• [GIVEN ENTRIES]
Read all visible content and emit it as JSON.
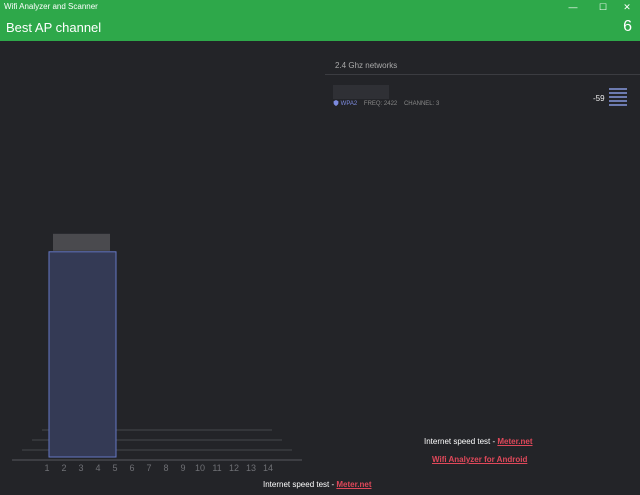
{
  "window": {
    "title": "Wifi Analyzer and Scanner",
    "minimize_glyph": "—",
    "maximize_glyph": "☐",
    "close_glyph": "✕"
  },
  "header": {
    "title": "Best AP channel",
    "best_channel": "6"
  },
  "chart_data": {
    "type": "bar",
    "categories": [
      "1",
      "2",
      "3",
      "4",
      "5",
      "6",
      "7",
      "8",
      "9",
      "10",
      "11",
      "12",
      "13",
      "14"
    ],
    "series": [
      {
        "channel_start": 2,
        "channel_end": 5,
        "value": 0.95
      }
    ],
    "ylim": [
      0,
      1
    ],
    "title": "",
    "xlabel": "",
    "ylabel": "",
    "colors": {
      "bar_fill": "#343a55",
      "bar_stroke": "#6577c4",
      "label_box": "#4a4a4e",
      "axis": "#6a6b70",
      "tick": "#6f7075"
    }
  },
  "networks": {
    "heading": "2.4 Ghz networks",
    "items": [
      {
        "security": "WPA2",
        "freq": "FREQ: 2422",
        "channel": "CHANNEL: 3",
        "rssi": "-59"
      }
    ]
  },
  "footer": {
    "speed_test_label": "Internet speed test - ",
    "speed_link": "Meter.net",
    "android_link": "Wifi Analyzer for Android",
    "speed_test_label_2": "Internet speed test - ",
    "speed_link_2": "Meter.net"
  }
}
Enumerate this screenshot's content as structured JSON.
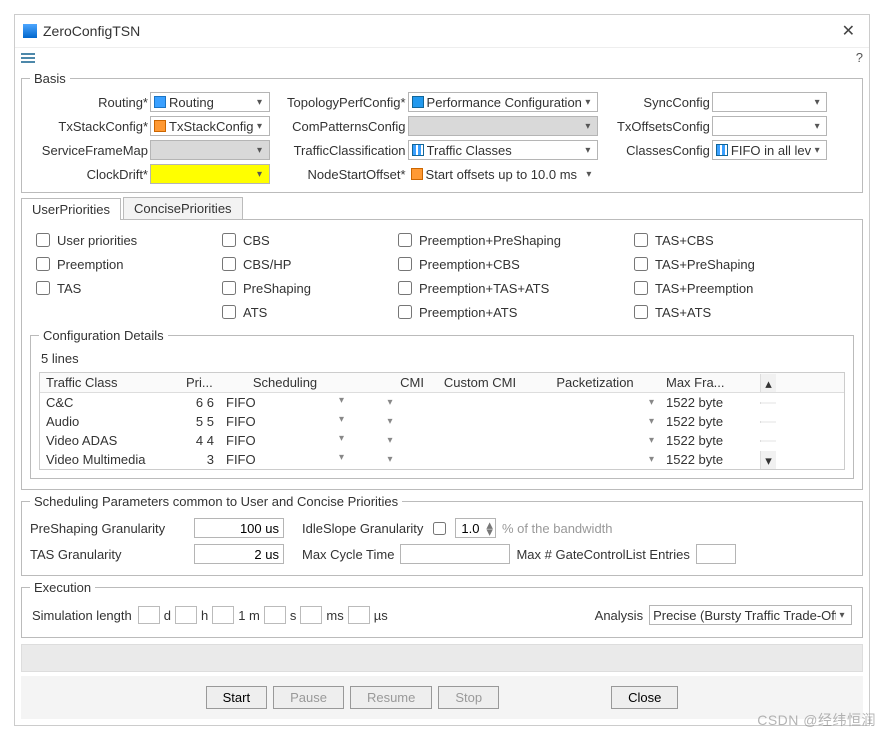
{
  "window": {
    "title": "ZeroConfigTSN",
    "close": "✕",
    "help": "?"
  },
  "basis": {
    "legend": "Basis",
    "fields": {
      "routing": {
        "label": "Routing*",
        "value": "Routing"
      },
      "topo": {
        "label": "TopologyPerfConfig*",
        "value": "Performance Configuration"
      },
      "sync": {
        "label": "SyncConfig",
        "value": ""
      },
      "txstack": {
        "label": "TxStackConfig*",
        "value": "TxStackConfig"
      },
      "compat": {
        "label": "ComPatternsConfig",
        "value": ""
      },
      "txoff": {
        "label": "TxOffsetsConfig",
        "value": ""
      },
      "sfm": {
        "label": "ServiceFrameMap",
        "value": ""
      },
      "traf": {
        "label": "TrafficClassification",
        "value": "Traffic Classes"
      },
      "classes": {
        "label": "ClassesConfig",
        "value": "FIFO in all lev"
      },
      "clock": {
        "label": "ClockDrift*",
        "value": ""
      },
      "nodeoff": {
        "label": "NodeStartOffset*",
        "value": "Start offsets up to 10.0 ms"
      }
    }
  },
  "tabs": {
    "user": "UserPriorities",
    "concise": "ConcisePriorities"
  },
  "checks": {
    "c1": [
      "User priorities",
      "Preemption",
      "TAS"
    ],
    "c2": [
      "CBS",
      "CBS/HP",
      "PreShaping",
      "ATS"
    ],
    "c3": [
      "Preemption+PreShaping",
      "Preemption+CBS",
      "Preemption+TAS+ATS",
      "Preemption+ATS"
    ],
    "c4": [
      "TAS+CBS",
      "TAS+PreShaping",
      "TAS+Preemption",
      "TAS+ATS"
    ]
  },
  "details": {
    "legend": "Configuration Details",
    "count": "5  lines",
    "headers": {
      "tc": "Traffic Class",
      "pri": "Pri...",
      "sched": "Scheduling",
      "cmi": "CMI",
      "ccmi": "Custom CMI",
      "pkt": "Packetization",
      "max": "Max Fra..."
    },
    "rows": [
      {
        "tc": "C&C",
        "pri": "6 6",
        "sched": "FIFO",
        "max": "1522 byte"
      },
      {
        "tc": "Audio",
        "pri": "5 5",
        "sched": "FIFO",
        "max": "1522 byte"
      },
      {
        "tc": "Video ADAS",
        "pri": "4 4",
        "sched": "FIFO",
        "max": "1522 byte"
      },
      {
        "tc": "Video Multimedia",
        "pri": "3",
        "sched": "FIFO",
        "max": "1522 byte"
      }
    ]
  },
  "sched": {
    "legend": "Scheduling Parameters common to User and Concise Priorities",
    "preshape_lbl": "PreShaping Granularity",
    "preshape_val": "100 us",
    "idle_lbl": "IdleSlope Granularity",
    "idle_val": "1.0",
    "idle_note": "% of the bandwidth",
    "tas_lbl": "TAS Granularity",
    "tas_val": "2 us",
    "maxcycle_lbl": "Max Cycle Time",
    "maxcycle_val": "",
    "maxgate_lbl": "Max # GateControlList Entries",
    "maxgate_val": ""
  },
  "exec": {
    "legend": "Execution",
    "simlen": "Simulation length",
    "units": [
      "d",
      "h",
      "1 m",
      "s",
      "ms",
      "µs"
    ],
    "analysis_lbl": "Analysis",
    "analysis_val": "Precise (Bursty Traffic Trade-Off)"
  },
  "buttons": {
    "start": "Start",
    "pause": "Pause",
    "resume": "Resume",
    "stop": "Stop",
    "close": "Close"
  },
  "watermark": "CSDN @经纬恒润"
}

• [JOB]
Give the entries again without a single change, but with no pictures.

• [TASK SOLUTION]
Read all visible content and emit it as JSON.
{
  "window": {
    "title": "Wifi Analyzer and Scanner",
    "minimize_glyph": "—",
    "maximize_glyph": "☐",
    "close_glyph": "✕"
  },
  "header": {
    "title": "Best AP channel",
    "best_channel": "6"
  },
  "chart_data": {
    "type": "bar",
    "categories": [
      "1",
      "2",
      "3",
      "4",
      "5",
      "6",
      "7",
      "8",
      "9",
      "10",
      "11",
      "12",
      "13",
      "14"
    ],
    "series": [
      {
        "channel_start": 2,
        "channel_end": 5,
        "value": 0.95
      }
    ],
    "ylim": [
      0,
      1
    ],
    "title": "",
    "xlabel": "",
    "ylabel": "",
    "colors": {
      "bar_fill": "#343a55",
      "bar_stroke": "#6577c4",
      "label_box": "#4a4a4e",
      "axis": "#6a6b70",
      "tick": "#6f7075"
    }
  },
  "networks": {
    "heading": "2.4 Ghz networks",
    "items": [
      {
        "security": "WPA2",
        "freq": "FREQ: 2422",
        "channel": "CHANNEL: 3",
        "rssi": "-59"
      }
    ]
  },
  "footer": {
    "speed_test_label": "Internet speed test - ",
    "speed_link": "Meter.net",
    "android_link": "Wifi Analyzer for Android",
    "speed_test_label_2": "Internet speed test - ",
    "speed_link_2": "Meter.net"
  }
}
Enumerate this screenshot's content as structured JSON.
{
  "window": {
    "title": "ZeroConfigTSN",
    "close": "✕",
    "help": "?"
  },
  "basis": {
    "legend": "Basis",
    "fields": {
      "routing": {
        "label": "Routing*",
        "value": "Routing"
      },
      "topo": {
        "label": "TopologyPerfConfig*",
        "value": "Performance Configuration"
      },
      "sync": {
        "label": "SyncConfig",
        "value": ""
      },
      "txstack": {
        "label": "TxStackConfig*",
        "value": "TxStackConfig"
      },
      "compat": {
        "label": "ComPatternsConfig",
        "value": ""
      },
      "txoff": {
        "label": "TxOffsetsConfig",
        "value": ""
      },
      "sfm": {
        "label": "ServiceFrameMap",
        "value": ""
      },
      "traf": {
        "label": "TrafficClassification",
        "value": "Traffic Classes"
      },
      "classes": {
        "label": "ClassesConfig",
        "value": "FIFO in all lev"
      },
      "clock": {
        "label": "ClockDrift*",
        "value": ""
      },
      "nodeoff": {
        "label": "NodeStartOffset*",
        "value": "Start offsets up to 10.0 ms"
      }
    }
  },
  "tabs": {
    "user": "UserPriorities",
    "concise": "ConcisePriorities"
  },
  "checks": {
    "c1": [
      "User priorities",
      "Preemption",
      "TAS"
    ],
    "c2": [
      "CBS",
      "CBS/HP",
      "PreShaping",
      "ATS"
    ],
    "c3": [
      "Preemption+PreShaping",
      "Preemption+CBS",
      "Preemption+TAS+ATS",
      "Preemption+ATS"
    ],
    "c4": [
      "TAS+CBS",
      "TAS+PreShaping",
      "TAS+Preemption",
      "TAS+ATS"
    ]
  },
  "details": {
    "legend": "Configuration Details",
    "count": "5  lines",
    "headers": {
      "tc": "Traffic Class",
      "pri": "Pri...",
      "sched": "Scheduling",
      "cmi": "CMI",
      "ccmi": "Custom CMI",
      "pkt": "Packetization",
      "max": "Max Fra..."
    },
    "rows": [
      {
        "tc": "C&C",
        "pri": "6 6",
        "sched": "FIFO",
        "max": "1522 byte"
      },
      {
        "tc": "Audio",
        "pri": "5 5",
        "sched": "FIFO",
        "max": "1522 byte"
      },
      {
        "tc": "Video ADAS",
        "pri": "4 4",
        "sched": "FIFO",
        "max": "1522 byte"
      },
      {
        "tc": "Video Multimedia",
        "pri": "3",
        "sched": "FIFO",
        "max": "1522 byte"
      }
    ]
  },
  "sched": {
    "legend": "Scheduling Parameters common to User and Concise Priorities",
    "preshape_lbl": "PreShaping Granularity",
    "preshape_val": "100 us",
    "idle_lbl": "IdleSlope Granularity",
    "idle_val": "1.0",
    "idle_note": "% of the bandwidth",
    "tas_lbl": "TAS Granularity",
    "tas_val": "2 us",
    "maxcycle_lbl": "Max Cycle Time",
    "maxcycle_val": "",
    "maxgate_lbl": "Max # GateControlList Entries",
    "maxgate_val": ""
  },
  "exec": {
    "legend": "Execution",
    "simlen": "Simulation length",
    "units": [
      "d",
      "h",
      "1 m",
      "s",
      "ms",
      "µs"
    ],
    "analysis_lbl": "Analysis",
    "analysis_val": "Precise (Bursty Traffic Trade-Off)"
  },
  "buttons": {
    "start": "Start",
    "pause": "Pause",
    "resume": "Resume",
    "stop": "Stop",
    "close": "Close"
  },
  "watermark": "CSDN @经纬恒润"
}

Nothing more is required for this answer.